• [SHORT EXERCISE]:
Determine how many lines carry the word "политики". Output that number only.
==== DATA LINES
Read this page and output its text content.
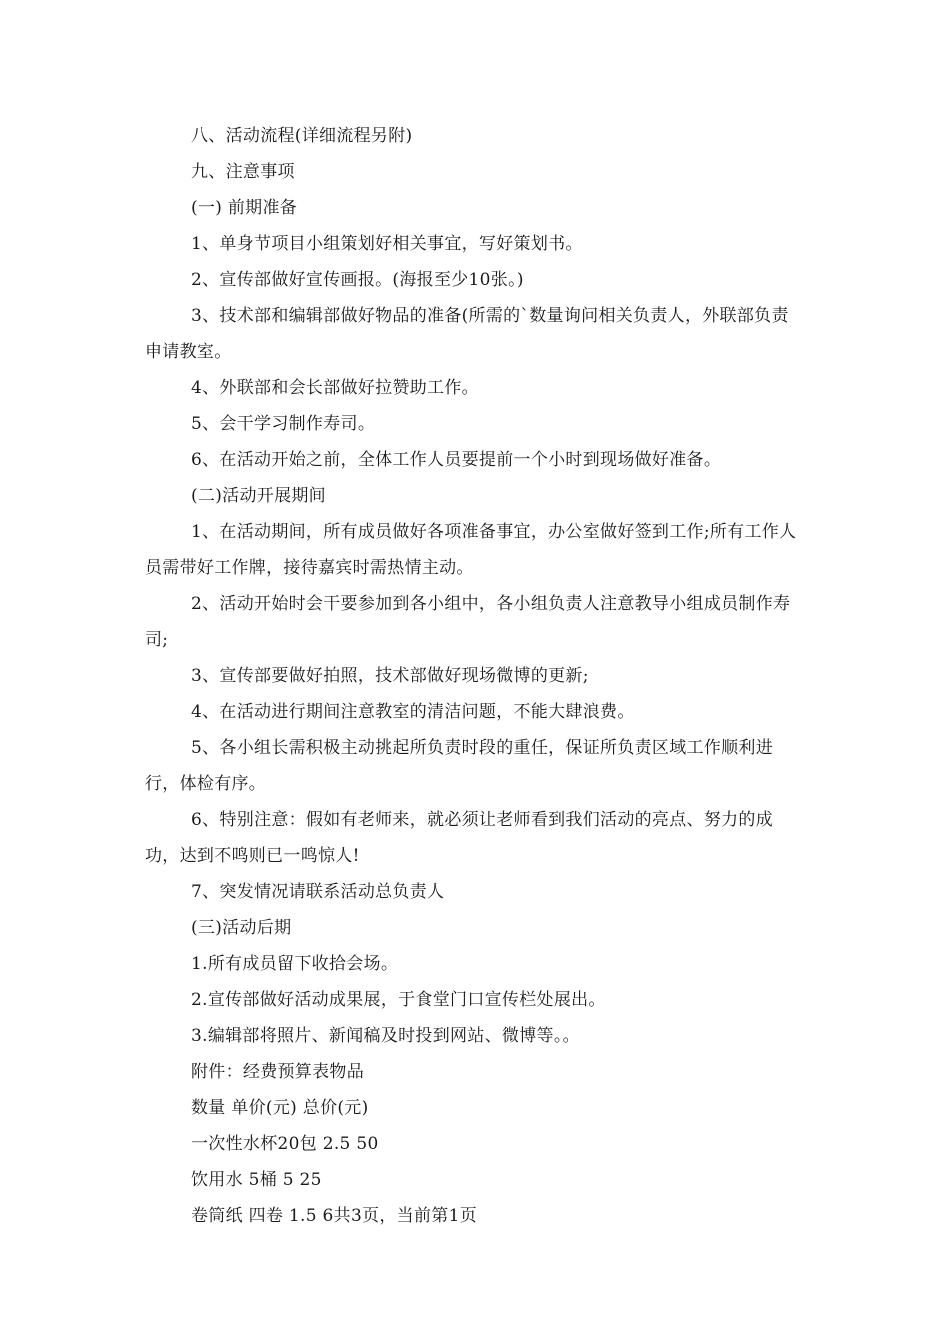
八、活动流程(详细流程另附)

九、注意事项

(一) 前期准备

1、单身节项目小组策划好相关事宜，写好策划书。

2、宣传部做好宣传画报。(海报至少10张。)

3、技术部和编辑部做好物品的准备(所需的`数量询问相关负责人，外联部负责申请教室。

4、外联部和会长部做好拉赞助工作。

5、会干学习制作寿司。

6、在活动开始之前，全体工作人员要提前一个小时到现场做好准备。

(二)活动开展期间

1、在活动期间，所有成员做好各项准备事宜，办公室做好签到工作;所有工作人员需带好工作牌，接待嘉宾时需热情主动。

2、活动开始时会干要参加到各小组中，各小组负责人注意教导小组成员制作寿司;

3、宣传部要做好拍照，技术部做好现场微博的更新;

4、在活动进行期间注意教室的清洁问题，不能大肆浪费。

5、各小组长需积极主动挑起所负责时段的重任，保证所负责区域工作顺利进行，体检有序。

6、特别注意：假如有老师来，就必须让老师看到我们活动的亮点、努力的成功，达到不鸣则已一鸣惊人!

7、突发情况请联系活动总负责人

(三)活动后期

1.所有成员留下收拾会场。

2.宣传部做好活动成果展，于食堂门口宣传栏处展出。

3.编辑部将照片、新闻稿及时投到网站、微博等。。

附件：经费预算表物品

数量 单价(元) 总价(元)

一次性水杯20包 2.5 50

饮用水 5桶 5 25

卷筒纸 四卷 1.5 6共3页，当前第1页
========
==== DATA LINES
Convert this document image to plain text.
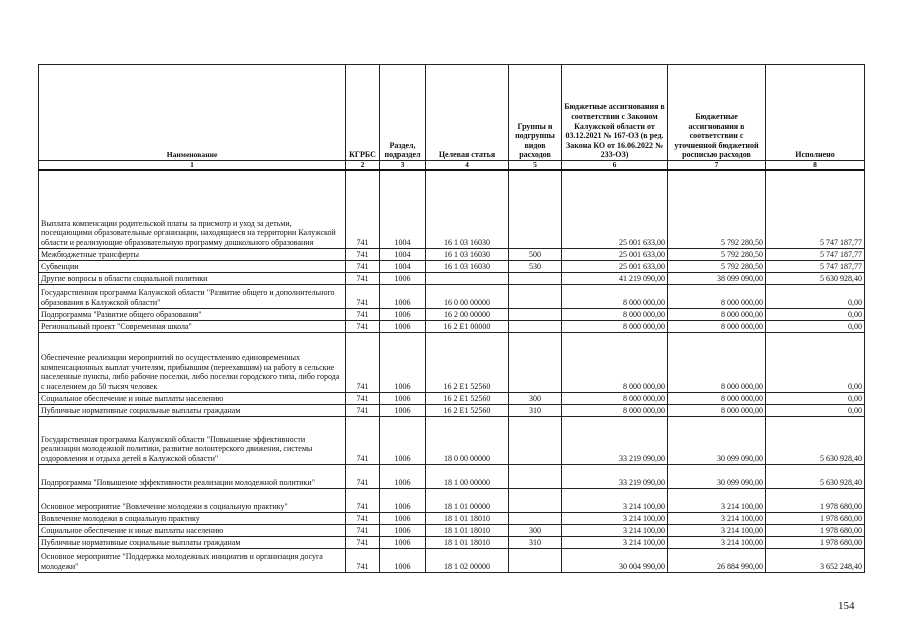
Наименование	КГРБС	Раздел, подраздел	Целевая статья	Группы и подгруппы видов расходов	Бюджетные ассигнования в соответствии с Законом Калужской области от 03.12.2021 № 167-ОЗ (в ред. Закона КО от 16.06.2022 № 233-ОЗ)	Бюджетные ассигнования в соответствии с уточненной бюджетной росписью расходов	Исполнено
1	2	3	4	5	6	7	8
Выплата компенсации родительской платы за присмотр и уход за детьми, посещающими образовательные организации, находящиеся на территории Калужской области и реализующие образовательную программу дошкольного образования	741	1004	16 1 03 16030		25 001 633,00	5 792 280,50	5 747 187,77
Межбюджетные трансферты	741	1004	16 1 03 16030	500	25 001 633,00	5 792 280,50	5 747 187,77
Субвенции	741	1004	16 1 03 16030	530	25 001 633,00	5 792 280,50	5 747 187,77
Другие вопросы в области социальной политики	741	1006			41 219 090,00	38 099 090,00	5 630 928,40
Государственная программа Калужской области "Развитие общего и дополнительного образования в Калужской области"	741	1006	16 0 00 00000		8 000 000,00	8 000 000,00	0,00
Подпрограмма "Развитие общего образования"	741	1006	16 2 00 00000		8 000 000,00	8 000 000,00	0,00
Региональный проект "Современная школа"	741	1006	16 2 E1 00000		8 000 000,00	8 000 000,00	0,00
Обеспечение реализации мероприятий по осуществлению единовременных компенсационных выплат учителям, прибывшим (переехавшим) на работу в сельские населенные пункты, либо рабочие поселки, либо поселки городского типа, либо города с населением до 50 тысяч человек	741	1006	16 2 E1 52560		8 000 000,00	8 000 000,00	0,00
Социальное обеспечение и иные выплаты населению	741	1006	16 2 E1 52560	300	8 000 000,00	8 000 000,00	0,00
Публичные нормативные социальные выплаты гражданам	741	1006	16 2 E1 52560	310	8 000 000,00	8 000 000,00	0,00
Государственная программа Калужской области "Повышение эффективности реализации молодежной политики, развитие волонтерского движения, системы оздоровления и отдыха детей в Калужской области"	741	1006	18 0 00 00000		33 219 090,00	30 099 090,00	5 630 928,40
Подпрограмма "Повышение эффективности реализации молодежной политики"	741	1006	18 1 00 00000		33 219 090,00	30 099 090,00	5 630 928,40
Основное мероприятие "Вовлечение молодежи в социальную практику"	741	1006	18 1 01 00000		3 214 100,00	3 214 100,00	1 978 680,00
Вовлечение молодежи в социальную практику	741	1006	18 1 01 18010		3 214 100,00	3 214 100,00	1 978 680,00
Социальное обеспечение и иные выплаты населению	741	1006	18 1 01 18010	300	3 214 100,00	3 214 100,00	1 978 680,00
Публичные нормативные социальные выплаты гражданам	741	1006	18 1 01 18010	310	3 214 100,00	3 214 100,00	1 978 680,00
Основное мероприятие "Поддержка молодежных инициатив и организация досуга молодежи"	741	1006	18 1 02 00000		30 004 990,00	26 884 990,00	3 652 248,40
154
========
==== DATA LINES
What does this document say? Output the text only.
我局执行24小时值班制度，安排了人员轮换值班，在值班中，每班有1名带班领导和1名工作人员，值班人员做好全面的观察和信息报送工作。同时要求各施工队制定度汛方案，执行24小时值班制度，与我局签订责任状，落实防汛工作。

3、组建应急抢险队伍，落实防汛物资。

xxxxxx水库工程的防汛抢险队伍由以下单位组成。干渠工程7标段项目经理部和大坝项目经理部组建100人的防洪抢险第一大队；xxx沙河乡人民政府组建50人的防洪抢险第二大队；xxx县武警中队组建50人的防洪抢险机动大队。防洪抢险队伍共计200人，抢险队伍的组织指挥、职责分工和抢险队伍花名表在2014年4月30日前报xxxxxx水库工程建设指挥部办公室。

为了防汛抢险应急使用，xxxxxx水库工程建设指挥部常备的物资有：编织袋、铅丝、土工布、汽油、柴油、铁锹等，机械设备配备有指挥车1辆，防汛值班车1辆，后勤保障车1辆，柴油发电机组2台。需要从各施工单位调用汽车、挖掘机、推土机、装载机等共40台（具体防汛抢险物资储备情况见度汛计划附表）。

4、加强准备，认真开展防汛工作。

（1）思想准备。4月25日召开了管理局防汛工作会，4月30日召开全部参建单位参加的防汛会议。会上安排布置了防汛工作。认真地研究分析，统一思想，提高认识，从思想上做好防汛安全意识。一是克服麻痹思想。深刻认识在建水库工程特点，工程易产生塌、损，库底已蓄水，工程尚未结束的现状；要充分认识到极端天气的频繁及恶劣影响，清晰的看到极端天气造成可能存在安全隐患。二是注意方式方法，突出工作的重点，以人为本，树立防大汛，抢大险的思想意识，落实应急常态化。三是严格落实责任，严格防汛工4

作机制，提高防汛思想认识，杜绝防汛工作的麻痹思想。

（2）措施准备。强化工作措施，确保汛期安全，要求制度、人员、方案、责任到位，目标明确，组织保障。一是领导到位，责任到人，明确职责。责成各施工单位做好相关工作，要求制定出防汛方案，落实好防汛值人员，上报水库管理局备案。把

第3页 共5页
========
• [EXPECTED ANSWER]:
3